Data shown Block Start

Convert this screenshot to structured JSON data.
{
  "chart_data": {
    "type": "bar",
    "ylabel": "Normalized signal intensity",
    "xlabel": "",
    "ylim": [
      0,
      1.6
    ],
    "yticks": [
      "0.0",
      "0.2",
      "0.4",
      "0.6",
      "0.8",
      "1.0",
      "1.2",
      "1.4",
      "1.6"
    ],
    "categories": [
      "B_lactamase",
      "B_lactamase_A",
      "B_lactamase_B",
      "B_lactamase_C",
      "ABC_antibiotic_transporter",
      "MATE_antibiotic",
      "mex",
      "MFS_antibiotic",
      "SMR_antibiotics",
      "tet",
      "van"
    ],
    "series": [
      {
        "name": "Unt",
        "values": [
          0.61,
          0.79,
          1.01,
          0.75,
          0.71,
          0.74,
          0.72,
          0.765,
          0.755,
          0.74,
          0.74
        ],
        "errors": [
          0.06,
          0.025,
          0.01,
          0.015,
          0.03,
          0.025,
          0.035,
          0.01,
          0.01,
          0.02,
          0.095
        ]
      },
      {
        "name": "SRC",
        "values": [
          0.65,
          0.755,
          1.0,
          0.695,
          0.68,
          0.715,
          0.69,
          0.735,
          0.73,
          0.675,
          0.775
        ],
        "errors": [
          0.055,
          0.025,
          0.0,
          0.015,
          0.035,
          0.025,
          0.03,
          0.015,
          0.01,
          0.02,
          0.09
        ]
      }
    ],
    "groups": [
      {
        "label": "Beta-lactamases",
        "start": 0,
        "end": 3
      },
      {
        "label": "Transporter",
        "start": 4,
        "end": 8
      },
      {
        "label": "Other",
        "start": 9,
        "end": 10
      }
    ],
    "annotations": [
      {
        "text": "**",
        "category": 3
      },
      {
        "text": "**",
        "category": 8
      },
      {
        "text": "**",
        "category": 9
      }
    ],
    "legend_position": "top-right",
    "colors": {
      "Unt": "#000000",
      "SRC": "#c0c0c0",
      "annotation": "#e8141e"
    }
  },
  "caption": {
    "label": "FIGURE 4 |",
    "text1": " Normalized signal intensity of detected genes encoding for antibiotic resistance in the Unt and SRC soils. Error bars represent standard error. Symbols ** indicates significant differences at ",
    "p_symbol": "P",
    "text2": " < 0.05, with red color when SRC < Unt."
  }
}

Data shown Block End

> [What is required]
Only the number is wanted: how many lines of the data contain the word "intensity"?

> [Result of this exercise]
2